The input>
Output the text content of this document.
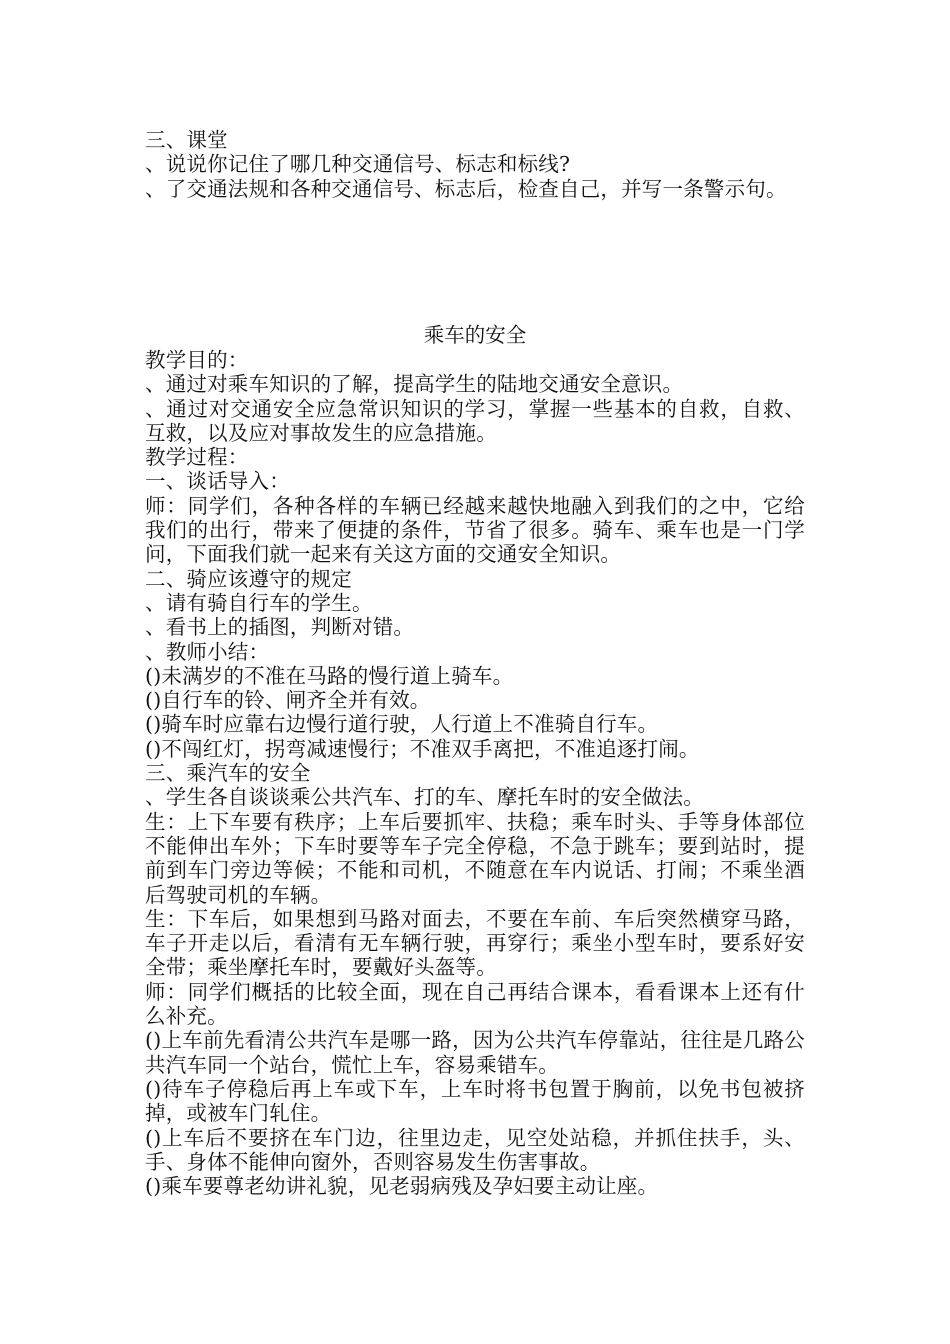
三、课堂

、说说你记住了哪几种交通信号、标志和标线?

、了交通法规和各种交通信号、标志后，检查自己，并写一条警示句。

乘车的安全

教学目的：

、通过对乘车知识的了解，提高学生的陆地交通安全意识。

、通过对交通安全应急常识知识的学习，掌握一些基本的自救，自救、互救，以及应对事故发生的应急措施。

教学过程：

一、谈话导入：

师：同学们，各种各样的车辆已经越来越快地融入到我们的之中，它给我们的出行，带来了便捷的条件，节省了很多。骑车、乘车也是一门学问，下面我们就一起来有关这方面的交通安全知识。

二、骑应该遵守的规定

、请有骑自行车的学生。

、看书上的插图，判断对错。

、教师小结：

()未满岁的不准在马路的慢行道上骑车。

()自行车的铃、闸齐全并有效。

()骑车时应靠右边慢行道行驶，人行道上不准骑自行车。

()不闯红灯，拐弯减速慢行；不准双手离把，不准追逐打闹。

三、乘汽车的安全

、学生各自谈谈乘公共汽车、打的车、摩托车时的安全做法。

生：上下车要有秩序；上车后要抓牢、扶稳；乘车时头、手等身体部位不能伸出车外；下车时要等车子完全停稳，不急于跳车；要到站时，提前到车门旁边等候；不能和司机，不随意在车内说话、打闹；不乘坐酒后驾驶司机的车辆。

生：下车后，如果想到马路对面去，不要在车前、车后突然横穿马路，车子开走以后，看清有无车辆行驶，再穿行；乘坐小型车时，要系好安全带；乘坐摩托车时，要戴好头盔等。

师：同学们概括的比较全面，现在自己再结合课本，看看课本上还有什么补充。

()上车前先看清公共汽车是哪一路，因为公共汽车停靠站，往往是几路公共汽车同一个站台，慌忙上车，容易乘错车。

()待车子停稳后再上车或下车，上车时将书包置于胸前，以免书包被挤掉，或被车门轧住。

()上车后不要挤在车门边，往里边走，见空处站稳，并抓住扶手，头、手、身体不能伸向窗外，否则容易发生伤害事故。

()乘车要尊老幼讲礼貌，见老弱病残及孕妇要主动让座。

Aim> Leave the pictures out and output the rest of the listing exactly.

The output>
Output the text content of this document.
三、课堂

、说说你记住了哪几种交通信号、标志和标线?

、了交通法规和各种交通信号、标志后，检查自己，并写一条警示句。

乘车的安全

教学目的：

、通过对乘车知识的了解，提高学生的陆地交通安全意识。

、通过对交通安全应急常识知识的学习，掌握一些基本的自救，自救、互救，以及应对事故发生的应急措施。

教学过程：

一、谈话导入：

师：同学们，各种各样的车辆已经越来越快地融入到我们的之中，它给我们的出行，带来了便捷的条件，节省了很多。骑车、乘车也是一门学问，下面我们就一起来有关这方面的交通安全知识。

二、骑应该遵守的规定

、请有骑自行车的学生。

、看书上的插图，判断对错。

、教师小结：

()未满岁的不准在马路的慢行道上骑车。

()自行车的铃、闸齐全并有效。

()骑车时应靠右边慢行道行驶，人行道上不准骑自行车。

()不闯红灯，拐弯减速慢行；不准双手离把，不准追逐打闹。

三、乘汽车的安全

、学生各自谈谈乘公共汽车、打的车、摩托车时的安全做法。

生：上下车要有秩序；上车后要抓牢、扶稳；乘车时头、手等身体部位不能伸出车外；下车时要等车子完全停稳，不急于跳车；要到站时，提前到车门旁边等候；不能和司机，不随意在车内说话、打闹；不乘坐酒后驾驶司机的车辆。

生：下车后，如果想到马路对面去，不要在车前、车后突然横穿马路，车子开走以后，看清有无车辆行驶，再穿行；乘坐小型车时，要系好安全带；乘坐摩托车时，要戴好头盔等。

师：同学们概括的比较全面，现在自己再结合课本，看看课本上还有什么补充。

()上车前先看清公共汽车是哪一路，因为公共汽车停靠站，往往是几路公共汽车同一个站台，慌忙上车，容易乘错车。

()待车子停稳后再上车或下车，上车时将书包置于胸前，以免书包被挤掉，或被车门轧住。

()上车后不要挤在车门边，往里边走，见空处站稳，并抓住扶手，头、手、身体不能伸向窗外，否则容易发生伤害事故。

()乘车要尊老幼讲礼貌，见老弱病残及孕妇要主动让座。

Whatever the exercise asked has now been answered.